▶ _JOB_: Scan the data below for the string "rate". Show every line where it turns up.

▶ _DATASET_:
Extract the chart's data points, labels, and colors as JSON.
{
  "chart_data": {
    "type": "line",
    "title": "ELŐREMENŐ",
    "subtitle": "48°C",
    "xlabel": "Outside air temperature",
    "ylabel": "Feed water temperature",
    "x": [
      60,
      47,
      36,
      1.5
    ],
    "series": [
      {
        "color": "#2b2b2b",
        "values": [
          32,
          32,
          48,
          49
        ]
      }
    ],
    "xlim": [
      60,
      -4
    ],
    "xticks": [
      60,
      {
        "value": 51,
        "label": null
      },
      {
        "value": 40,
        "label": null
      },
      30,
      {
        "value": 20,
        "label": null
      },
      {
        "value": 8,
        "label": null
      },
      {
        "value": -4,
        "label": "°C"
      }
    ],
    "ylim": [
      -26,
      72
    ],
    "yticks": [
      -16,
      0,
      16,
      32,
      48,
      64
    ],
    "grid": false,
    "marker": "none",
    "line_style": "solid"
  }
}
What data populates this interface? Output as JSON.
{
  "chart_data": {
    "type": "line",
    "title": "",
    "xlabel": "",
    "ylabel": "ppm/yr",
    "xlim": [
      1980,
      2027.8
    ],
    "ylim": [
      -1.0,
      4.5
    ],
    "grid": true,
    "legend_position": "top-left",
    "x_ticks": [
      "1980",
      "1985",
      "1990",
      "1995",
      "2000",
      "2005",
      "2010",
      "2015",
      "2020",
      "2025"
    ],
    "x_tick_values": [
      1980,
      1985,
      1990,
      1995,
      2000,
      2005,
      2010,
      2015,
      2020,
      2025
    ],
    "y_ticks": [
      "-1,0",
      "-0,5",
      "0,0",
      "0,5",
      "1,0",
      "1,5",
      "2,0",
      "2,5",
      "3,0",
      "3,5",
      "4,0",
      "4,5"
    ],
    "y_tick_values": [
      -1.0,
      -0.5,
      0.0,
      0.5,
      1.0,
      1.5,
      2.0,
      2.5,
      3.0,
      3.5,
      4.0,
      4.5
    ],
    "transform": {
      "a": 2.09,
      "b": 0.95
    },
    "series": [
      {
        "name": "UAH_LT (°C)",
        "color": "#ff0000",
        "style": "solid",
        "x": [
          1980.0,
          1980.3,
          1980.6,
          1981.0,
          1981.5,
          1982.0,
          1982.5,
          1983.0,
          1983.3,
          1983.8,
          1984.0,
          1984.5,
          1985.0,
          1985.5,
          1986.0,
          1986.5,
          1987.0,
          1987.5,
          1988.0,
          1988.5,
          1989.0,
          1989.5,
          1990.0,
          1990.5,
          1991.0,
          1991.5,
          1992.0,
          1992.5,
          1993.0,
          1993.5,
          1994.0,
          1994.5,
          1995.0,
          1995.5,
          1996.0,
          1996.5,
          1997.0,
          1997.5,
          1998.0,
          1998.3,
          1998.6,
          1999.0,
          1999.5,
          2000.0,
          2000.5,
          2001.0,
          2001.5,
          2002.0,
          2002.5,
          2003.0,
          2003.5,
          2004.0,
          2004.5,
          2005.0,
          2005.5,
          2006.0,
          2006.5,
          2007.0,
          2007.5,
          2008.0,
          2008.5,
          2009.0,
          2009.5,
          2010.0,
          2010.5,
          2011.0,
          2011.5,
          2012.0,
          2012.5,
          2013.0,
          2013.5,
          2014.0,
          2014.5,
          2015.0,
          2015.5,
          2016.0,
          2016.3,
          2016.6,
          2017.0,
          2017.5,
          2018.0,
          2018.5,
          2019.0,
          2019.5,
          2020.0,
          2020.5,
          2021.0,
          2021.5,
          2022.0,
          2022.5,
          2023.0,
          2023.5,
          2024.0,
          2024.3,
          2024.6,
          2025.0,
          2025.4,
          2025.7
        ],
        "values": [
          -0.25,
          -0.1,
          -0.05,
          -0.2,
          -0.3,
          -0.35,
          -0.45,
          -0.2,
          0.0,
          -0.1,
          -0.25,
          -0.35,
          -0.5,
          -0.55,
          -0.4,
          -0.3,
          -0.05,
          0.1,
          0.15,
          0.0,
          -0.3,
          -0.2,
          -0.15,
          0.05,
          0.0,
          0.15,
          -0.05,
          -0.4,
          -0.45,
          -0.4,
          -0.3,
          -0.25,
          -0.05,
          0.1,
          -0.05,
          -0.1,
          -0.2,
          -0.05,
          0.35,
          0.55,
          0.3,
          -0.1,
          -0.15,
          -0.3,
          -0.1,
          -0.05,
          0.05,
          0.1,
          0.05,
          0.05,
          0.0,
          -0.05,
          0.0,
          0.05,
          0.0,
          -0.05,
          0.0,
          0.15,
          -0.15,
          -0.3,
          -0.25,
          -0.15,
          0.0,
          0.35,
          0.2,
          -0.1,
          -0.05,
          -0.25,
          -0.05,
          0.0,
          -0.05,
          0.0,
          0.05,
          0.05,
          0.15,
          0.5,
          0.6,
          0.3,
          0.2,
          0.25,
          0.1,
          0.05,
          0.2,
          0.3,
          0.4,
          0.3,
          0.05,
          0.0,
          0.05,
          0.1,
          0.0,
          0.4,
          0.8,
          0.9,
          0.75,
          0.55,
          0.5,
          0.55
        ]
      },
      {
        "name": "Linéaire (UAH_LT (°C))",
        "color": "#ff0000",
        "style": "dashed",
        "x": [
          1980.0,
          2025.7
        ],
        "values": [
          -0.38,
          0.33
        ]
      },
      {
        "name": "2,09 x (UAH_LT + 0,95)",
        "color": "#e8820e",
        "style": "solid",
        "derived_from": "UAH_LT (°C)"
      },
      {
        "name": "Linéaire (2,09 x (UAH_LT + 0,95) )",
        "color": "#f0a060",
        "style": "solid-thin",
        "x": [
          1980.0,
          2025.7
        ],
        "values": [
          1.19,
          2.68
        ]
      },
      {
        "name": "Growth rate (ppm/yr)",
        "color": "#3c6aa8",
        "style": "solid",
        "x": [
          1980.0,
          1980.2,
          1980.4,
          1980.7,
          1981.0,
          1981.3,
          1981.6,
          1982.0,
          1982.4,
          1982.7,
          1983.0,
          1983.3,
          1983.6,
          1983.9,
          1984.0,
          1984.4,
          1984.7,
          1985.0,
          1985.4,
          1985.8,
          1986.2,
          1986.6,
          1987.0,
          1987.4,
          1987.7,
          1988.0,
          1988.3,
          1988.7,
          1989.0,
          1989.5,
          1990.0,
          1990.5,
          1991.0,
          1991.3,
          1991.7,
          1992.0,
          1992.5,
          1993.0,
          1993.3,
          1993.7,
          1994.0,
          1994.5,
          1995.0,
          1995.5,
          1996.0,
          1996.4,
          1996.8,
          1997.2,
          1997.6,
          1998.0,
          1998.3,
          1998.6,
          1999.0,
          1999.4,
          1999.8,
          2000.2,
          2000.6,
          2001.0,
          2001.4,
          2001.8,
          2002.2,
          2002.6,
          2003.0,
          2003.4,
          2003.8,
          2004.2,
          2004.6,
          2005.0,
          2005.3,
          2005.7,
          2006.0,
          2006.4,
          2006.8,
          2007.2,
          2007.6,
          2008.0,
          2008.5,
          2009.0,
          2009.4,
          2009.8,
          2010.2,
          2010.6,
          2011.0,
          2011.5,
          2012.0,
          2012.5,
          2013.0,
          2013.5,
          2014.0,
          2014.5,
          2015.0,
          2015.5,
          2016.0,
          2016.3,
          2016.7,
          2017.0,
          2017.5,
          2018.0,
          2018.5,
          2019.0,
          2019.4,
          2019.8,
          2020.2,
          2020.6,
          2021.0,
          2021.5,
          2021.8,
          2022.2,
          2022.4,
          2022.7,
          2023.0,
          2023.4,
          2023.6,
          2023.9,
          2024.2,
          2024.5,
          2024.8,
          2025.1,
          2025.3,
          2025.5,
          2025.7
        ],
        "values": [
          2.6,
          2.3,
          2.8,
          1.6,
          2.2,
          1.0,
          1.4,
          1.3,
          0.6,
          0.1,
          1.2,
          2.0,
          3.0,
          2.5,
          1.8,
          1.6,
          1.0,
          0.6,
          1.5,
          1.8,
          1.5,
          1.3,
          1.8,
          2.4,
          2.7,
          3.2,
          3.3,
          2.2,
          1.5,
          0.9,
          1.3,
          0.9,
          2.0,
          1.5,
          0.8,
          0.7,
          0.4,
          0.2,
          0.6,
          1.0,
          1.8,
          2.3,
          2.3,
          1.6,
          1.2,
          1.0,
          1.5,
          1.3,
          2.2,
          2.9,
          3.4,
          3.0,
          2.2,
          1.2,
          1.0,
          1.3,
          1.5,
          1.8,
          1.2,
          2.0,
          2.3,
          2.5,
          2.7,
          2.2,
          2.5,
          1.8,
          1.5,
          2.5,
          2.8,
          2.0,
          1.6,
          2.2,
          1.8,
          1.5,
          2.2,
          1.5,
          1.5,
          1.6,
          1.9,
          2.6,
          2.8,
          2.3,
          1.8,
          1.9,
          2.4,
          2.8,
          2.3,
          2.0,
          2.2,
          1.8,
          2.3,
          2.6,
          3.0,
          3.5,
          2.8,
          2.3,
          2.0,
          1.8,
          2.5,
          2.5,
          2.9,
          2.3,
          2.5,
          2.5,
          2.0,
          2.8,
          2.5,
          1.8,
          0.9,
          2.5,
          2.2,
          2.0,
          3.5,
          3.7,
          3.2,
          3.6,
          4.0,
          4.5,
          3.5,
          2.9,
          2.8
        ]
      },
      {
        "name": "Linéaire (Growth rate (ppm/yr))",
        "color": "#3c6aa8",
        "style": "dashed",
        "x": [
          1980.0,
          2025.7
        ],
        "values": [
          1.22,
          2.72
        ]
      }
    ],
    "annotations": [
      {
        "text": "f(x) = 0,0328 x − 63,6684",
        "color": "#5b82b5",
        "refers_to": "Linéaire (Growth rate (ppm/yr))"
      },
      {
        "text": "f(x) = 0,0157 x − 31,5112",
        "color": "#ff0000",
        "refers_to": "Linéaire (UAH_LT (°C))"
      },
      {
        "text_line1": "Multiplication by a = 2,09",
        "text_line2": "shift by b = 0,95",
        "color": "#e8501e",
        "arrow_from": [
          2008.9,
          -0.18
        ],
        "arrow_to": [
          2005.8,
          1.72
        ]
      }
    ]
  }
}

▶ _IN RESPONSE_:
        "name": "Growth rate (ppm/yr)",
        "name": "Linéaire (Growth rate (ppm/yr))",
        "refers_to": "Linéaire (Growth rate (ppm/yr))"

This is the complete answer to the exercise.